YOUR TASK: Copy out every one of the rows below, word for word, without changing anything.

:: SUPPLIED DATA

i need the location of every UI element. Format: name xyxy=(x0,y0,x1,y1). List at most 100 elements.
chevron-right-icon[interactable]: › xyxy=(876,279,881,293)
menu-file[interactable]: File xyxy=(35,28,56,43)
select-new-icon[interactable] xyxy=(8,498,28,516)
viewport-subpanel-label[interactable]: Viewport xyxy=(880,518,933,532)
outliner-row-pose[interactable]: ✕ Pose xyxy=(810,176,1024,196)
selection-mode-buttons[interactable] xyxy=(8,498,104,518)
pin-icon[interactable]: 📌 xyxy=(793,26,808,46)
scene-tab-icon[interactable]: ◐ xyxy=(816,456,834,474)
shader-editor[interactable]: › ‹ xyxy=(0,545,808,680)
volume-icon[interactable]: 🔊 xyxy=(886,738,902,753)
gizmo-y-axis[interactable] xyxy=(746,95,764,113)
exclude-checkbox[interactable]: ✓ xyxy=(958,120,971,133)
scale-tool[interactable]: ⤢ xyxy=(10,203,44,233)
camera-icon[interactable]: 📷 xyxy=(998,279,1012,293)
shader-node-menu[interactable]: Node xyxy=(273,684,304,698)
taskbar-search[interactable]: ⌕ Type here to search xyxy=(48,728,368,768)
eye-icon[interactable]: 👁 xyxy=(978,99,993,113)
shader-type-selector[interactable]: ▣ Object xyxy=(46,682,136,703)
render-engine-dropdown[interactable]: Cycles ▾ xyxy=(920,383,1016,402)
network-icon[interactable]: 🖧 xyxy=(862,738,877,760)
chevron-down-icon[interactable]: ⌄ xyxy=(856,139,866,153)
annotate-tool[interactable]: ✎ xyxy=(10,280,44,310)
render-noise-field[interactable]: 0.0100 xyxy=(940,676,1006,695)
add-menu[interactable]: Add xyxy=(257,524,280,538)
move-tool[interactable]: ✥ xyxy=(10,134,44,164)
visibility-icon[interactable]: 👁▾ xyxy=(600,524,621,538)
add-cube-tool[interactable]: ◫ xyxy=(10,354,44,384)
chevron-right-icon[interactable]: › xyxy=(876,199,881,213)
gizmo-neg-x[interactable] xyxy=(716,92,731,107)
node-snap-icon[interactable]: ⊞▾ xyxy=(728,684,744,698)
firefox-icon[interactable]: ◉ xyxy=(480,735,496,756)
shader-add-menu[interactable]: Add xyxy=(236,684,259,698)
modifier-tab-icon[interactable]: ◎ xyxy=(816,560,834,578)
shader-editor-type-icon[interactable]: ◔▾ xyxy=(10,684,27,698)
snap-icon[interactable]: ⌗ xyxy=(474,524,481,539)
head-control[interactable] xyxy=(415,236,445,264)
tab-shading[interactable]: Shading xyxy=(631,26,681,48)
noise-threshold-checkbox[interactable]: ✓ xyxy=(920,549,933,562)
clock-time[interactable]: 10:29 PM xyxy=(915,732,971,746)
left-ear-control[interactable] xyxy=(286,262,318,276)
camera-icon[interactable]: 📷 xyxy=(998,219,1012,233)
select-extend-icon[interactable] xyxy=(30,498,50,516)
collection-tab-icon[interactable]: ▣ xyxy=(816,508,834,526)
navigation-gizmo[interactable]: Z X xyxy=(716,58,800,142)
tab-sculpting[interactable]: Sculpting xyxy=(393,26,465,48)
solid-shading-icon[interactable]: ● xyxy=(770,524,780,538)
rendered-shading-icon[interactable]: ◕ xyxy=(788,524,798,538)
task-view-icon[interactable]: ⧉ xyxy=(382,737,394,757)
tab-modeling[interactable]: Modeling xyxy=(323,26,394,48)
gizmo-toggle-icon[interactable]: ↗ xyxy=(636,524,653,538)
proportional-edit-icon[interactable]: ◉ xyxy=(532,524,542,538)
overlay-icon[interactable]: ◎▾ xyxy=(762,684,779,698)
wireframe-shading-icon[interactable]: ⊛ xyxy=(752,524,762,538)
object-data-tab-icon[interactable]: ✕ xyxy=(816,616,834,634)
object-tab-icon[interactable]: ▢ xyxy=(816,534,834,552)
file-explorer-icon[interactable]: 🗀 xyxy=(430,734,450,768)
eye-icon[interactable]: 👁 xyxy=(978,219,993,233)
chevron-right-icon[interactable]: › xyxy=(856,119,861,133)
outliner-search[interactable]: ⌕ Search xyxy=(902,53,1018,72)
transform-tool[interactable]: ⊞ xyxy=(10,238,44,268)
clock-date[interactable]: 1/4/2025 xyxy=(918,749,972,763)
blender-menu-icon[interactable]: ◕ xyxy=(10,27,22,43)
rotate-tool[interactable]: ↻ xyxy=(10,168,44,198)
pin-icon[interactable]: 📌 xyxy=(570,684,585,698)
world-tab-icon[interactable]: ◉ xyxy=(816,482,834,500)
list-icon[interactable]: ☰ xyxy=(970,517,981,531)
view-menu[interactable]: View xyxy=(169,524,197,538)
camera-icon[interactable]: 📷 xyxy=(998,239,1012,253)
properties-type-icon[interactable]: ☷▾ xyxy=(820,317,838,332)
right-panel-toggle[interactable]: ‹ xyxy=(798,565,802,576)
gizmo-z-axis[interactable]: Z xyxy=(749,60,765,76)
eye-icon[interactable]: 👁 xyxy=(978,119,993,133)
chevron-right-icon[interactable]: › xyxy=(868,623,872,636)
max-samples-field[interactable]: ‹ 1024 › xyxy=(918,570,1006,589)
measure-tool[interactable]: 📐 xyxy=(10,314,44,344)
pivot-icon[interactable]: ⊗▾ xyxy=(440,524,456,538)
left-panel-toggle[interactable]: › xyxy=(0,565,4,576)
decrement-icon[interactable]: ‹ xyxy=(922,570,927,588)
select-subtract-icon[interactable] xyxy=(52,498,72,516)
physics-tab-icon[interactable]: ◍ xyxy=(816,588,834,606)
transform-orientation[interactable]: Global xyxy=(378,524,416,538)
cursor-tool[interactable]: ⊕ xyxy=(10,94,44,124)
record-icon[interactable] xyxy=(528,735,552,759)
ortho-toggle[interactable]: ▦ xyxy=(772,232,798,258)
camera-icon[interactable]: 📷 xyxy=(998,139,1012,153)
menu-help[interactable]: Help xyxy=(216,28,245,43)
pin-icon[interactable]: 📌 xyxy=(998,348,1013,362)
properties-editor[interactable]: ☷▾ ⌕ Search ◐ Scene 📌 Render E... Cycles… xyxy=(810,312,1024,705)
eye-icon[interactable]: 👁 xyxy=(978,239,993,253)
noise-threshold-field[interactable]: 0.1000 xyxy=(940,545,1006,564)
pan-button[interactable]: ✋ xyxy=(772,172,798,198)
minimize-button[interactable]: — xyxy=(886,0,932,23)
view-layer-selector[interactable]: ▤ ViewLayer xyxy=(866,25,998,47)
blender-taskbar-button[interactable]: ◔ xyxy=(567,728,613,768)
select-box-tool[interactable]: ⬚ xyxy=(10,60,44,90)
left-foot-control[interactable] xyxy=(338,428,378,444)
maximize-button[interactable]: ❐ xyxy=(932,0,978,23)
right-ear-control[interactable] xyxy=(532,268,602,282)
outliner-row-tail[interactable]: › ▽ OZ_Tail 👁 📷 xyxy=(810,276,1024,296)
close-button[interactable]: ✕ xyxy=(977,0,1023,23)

::::

THE RESPONSE:
i need the location of every UI element. Format: name xyxy=(x0,y0,x1,y1). List at most 100 elements.
chevron-right-icon[interactable]: › xyxy=(876,279,881,293)
menu-file[interactable]: File xyxy=(35,28,56,43)
select-new-icon[interactable] xyxy=(8,498,28,516)
viewport-subpanel-label[interactable]: Viewport xyxy=(880,518,933,532)
outliner-row-pose[interactable]: ✕ Pose xyxy=(810,176,1024,196)
selection-mode-buttons[interactable] xyxy=(8,498,104,518)
pin-icon[interactable]: 📌 xyxy=(793,26,808,46)
scene-tab-icon[interactable]: ◐ xyxy=(816,456,834,474)
shader-editor[interactable]: › ‹ xyxy=(0,545,808,680)
volume-icon[interactable]: 🔊 xyxy=(886,738,902,753)
gizmo-y-axis[interactable] xyxy=(746,95,764,113)
exclude-checkbox[interactable]: ✓ xyxy=(958,120,971,133)
scale-tool[interactable]: ⤢ xyxy=(10,203,44,233)
camera-icon[interactable]: 📷 xyxy=(998,279,1012,293)
shader-node-menu[interactable]: Node xyxy=(273,684,304,698)
taskbar-search[interactable]: ⌕ Type here to search xyxy=(48,728,368,768)
eye-icon[interactable]: 👁 xyxy=(978,99,993,113)
shader-type-selector[interactable]: ▣ Object xyxy=(46,682,136,703)
render-engine-dropdown[interactable]: Cycles ▾ xyxy=(920,383,1016,402)
network-icon[interactable]: 🖧 xyxy=(862,738,877,760)
chevron-down-icon[interactable]: ⌄ xyxy=(856,139,866,153)
annotate-tool[interactable]: ✎ xyxy=(10,280,44,310)
render-noise-field[interactable]: 0.0100 xyxy=(940,676,1006,695)
add-menu[interactable]: Add xyxy=(257,524,280,538)
move-tool[interactable]: ✥ xyxy=(10,134,44,164)
visibility-icon[interactable]: 👁▾ xyxy=(600,524,621,538)
add-cube-tool[interactable]: ◫ xyxy=(10,354,44,384)
chevron-right-icon[interactable]: › xyxy=(876,199,881,213)
gizmo-neg-x[interactable] xyxy=(716,92,731,107)
node-snap-icon[interactable]: ⊞▾ xyxy=(728,684,744,698)
firefox-icon[interactable]: ◉ xyxy=(480,735,496,756)
shader-add-menu[interactable]: Add xyxy=(236,684,259,698)
modifier-tab-icon[interactable]: ◎ xyxy=(816,560,834,578)
shader-editor-type-icon[interactable]: ◔▾ xyxy=(10,684,27,698)
snap-icon[interactable]: ⌗ xyxy=(474,524,481,539)
head-control[interactable] xyxy=(415,236,445,264)
tab-shading[interactable]: Shading xyxy=(631,26,681,48)
noise-threshold-checkbox[interactable]: ✓ xyxy=(920,549,933,562)
clock-time[interactable]: 10:29 PM xyxy=(915,732,971,746)
left-ear-control[interactable] xyxy=(286,262,318,276)
camera-icon[interactable]: 📷 xyxy=(998,219,1012,233)
select-extend-icon[interactable] xyxy=(30,498,50,516)
collection-tab-icon[interactable]: ▣ xyxy=(816,508,834,526)
navigation-gizmo[interactable]: Z X xyxy=(716,58,800,142)
tab-sculpting[interactable]: Sculpting xyxy=(393,26,465,48)
solid-shading-icon[interactable]: ● xyxy=(770,524,780,538)
rendered-shading-icon[interactable]: ◕ xyxy=(788,524,798,538)
task-view-icon[interactable]: ⧉ xyxy=(382,737,394,757)
tab-modeling[interactable]: Modeling xyxy=(323,26,394,48)
gizmo-toggle-icon[interactable]: ↗ xyxy=(636,524,653,538)
proportional-edit-icon[interactable]: ◉ xyxy=(532,524,542,538)
overlay-icon[interactable]: ◎▾ xyxy=(762,684,779,698)
wireframe-shading-icon[interactable]: ⊛ xyxy=(752,524,762,538)
object-data-tab-icon[interactable]: ✕ xyxy=(816,616,834,634)
object-tab-icon[interactable]: ▢ xyxy=(816,534,834,552)
file-explorer-icon[interactable]: 🗀 xyxy=(430,734,450,768)
eye-icon[interactable]: 👁 xyxy=(978,219,993,233)
chevron-right-icon[interactable]: › xyxy=(856,119,861,133)
outliner-search[interactable]: ⌕ Search xyxy=(902,53,1018,72)
transform-tool[interactable]: ⊞ xyxy=(10,238,44,268)
clock-date[interactable]: 1/4/2025 xyxy=(918,749,972,763)
blender-menu-icon[interactable]: ◕ xyxy=(10,27,22,43)
rotate-tool[interactable]: ↻ xyxy=(10,168,44,198)
pin-icon[interactable]: 📌 xyxy=(570,684,585,698)
world-tab-icon[interactable]: ◉ xyxy=(816,482,834,500)
list-icon[interactable]: ☰ xyxy=(970,517,981,531)
view-menu[interactable]: View xyxy=(169,524,197,538)
camera-icon[interactable]: 📷 xyxy=(998,239,1012,253)
properties-type-icon[interactable]: ☷▾ xyxy=(820,317,838,332)
right-panel-toggle[interactable]: ‹ xyxy=(798,565,802,576)
gizmo-z-axis[interactable]: Z xyxy=(749,60,765,76)
eye-icon[interactable]: 👁 xyxy=(978,119,993,133)
chevron-right-icon[interactable]: › xyxy=(868,623,872,636)
max-samples-field[interactable]: ‹ 1024 › xyxy=(918,570,1006,589)
measure-tool[interactable]: 📐 xyxy=(10,314,44,344)
pivot-icon[interactable]: ⊗▾ xyxy=(440,524,456,538)
left-panel-toggle[interactable]: › xyxy=(0,565,4,576)
decrement-icon[interactable]: ‹ xyxy=(922,570,927,588)
select-subtract-icon[interactable] xyxy=(52,498,72,516)
physics-tab-icon[interactable]: ◍ xyxy=(816,588,834,606)
transform-orientation[interactable]: Global xyxy=(378,524,416,538)
cursor-tool[interactable]: ⊕ xyxy=(10,94,44,124)
record-icon[interactable] xyxy=(528,735,552,759)
ortho-toggle[interactable]: ▦ xyxy=(772,232,798,258)
camera-icon[interactable]: 📷 xyxy=(998,139,1012,153)
menu-help[interactable]: Help xyxy=(216,28,245,43)
pin-icon[interactable]: 📌 xyxy=(998,348,1013,362)
properties-editor[interactable]: ☷▾ ⌕ Search ◐ Scene 📌 Render E... Cycles… xyxy=(810,312,1024,705)
eye-icon[interactable]: 👁 xyxy=(978,239,993,253)
noise-threshold-field[interactable]: 0.1000 xyxy=(940,545,1006,564)
pan-button[interactable]: ✋ xyxy=(772,172,798,198)
minimize-button[interactable]: — xyxy=(886,0,932,23)
view-layer-selector[interactable]: ▤ ViewLayer xyxy=(866,25,998,47)
blender-taskbar-button[interactable]: ◔ xyxy=(567,728,613,768)
select-box-tool[interactable]: ⬚ xyxy=(10,60,44,90)
left-foot-control[interactable] xyxy=(338,428,378,444)
maximize-button[interactable]: ❐ xyxy=(932,0,978,23)
right-ear-control[interactable] xyxy=(532,268,602,282)
outliner-row-tail[interactable]: › ▽ OZ_Tail 👁 📷 xyxy=(810,276,1024,296)
close-button[interactable]: ✕ xyxy=(977,0,1023,23)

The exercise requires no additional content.